_Exercise details_:
Restate the full listing word for word and leave the pictures out.

┌────────

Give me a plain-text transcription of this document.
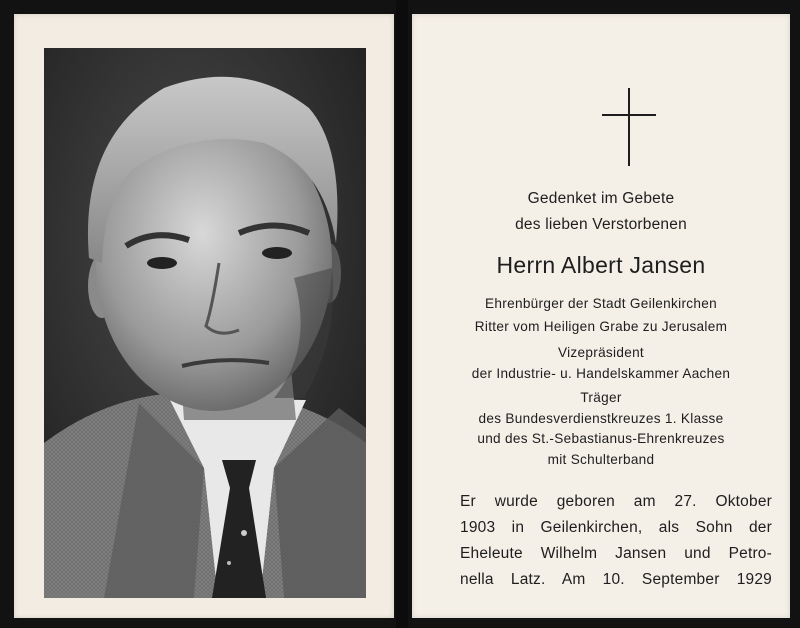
Gedenket im Gebete
des lieben Verstorbenen
Herrn Albert Jansen
Ehrenbürger der Stadt Geilenkirchen
Ritter vom Heiligen Grabe zu Jerusalem
Vizepräsident
der Industrie- u. Handelskammer Aachen
Träger
des Bundesverdienstkreuzes 1. Klasse
und des St.-Sebastianus-Ehrenkreuzes
mit Schulterband
Er wurde geboren am 27. Oktober
1903 in Geilenkirchen, als Sohn der
Eheleute Wilhelm Jansen und Petro-
nella Latz. Am 10. September 1929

└────────

_Solution to this exercise_:
Give me a plain-text transcription of this document.
Gedenket im Gebete
des lieben Verstorbenen
Herrn Albert Jansen
Ehrenbürger der Stadt Geilenkirchen
Ritter vom Heiligen Grabe zu Jerusalem
Vizepräsident
der Industrie- u. Handelskammer Aachen
Träger
des Bundesverdienstkreuzes 1. Klasse
und des St.-Sebastianus-Ehrenkreuzes
mit Schulterband
Er wurde geboren am 27. Oktober
1903 in Geilenkirchen, als Sohn der
Eheleute Wilhelm Jansen und Petro-
nella Latz. Am 10. September 1929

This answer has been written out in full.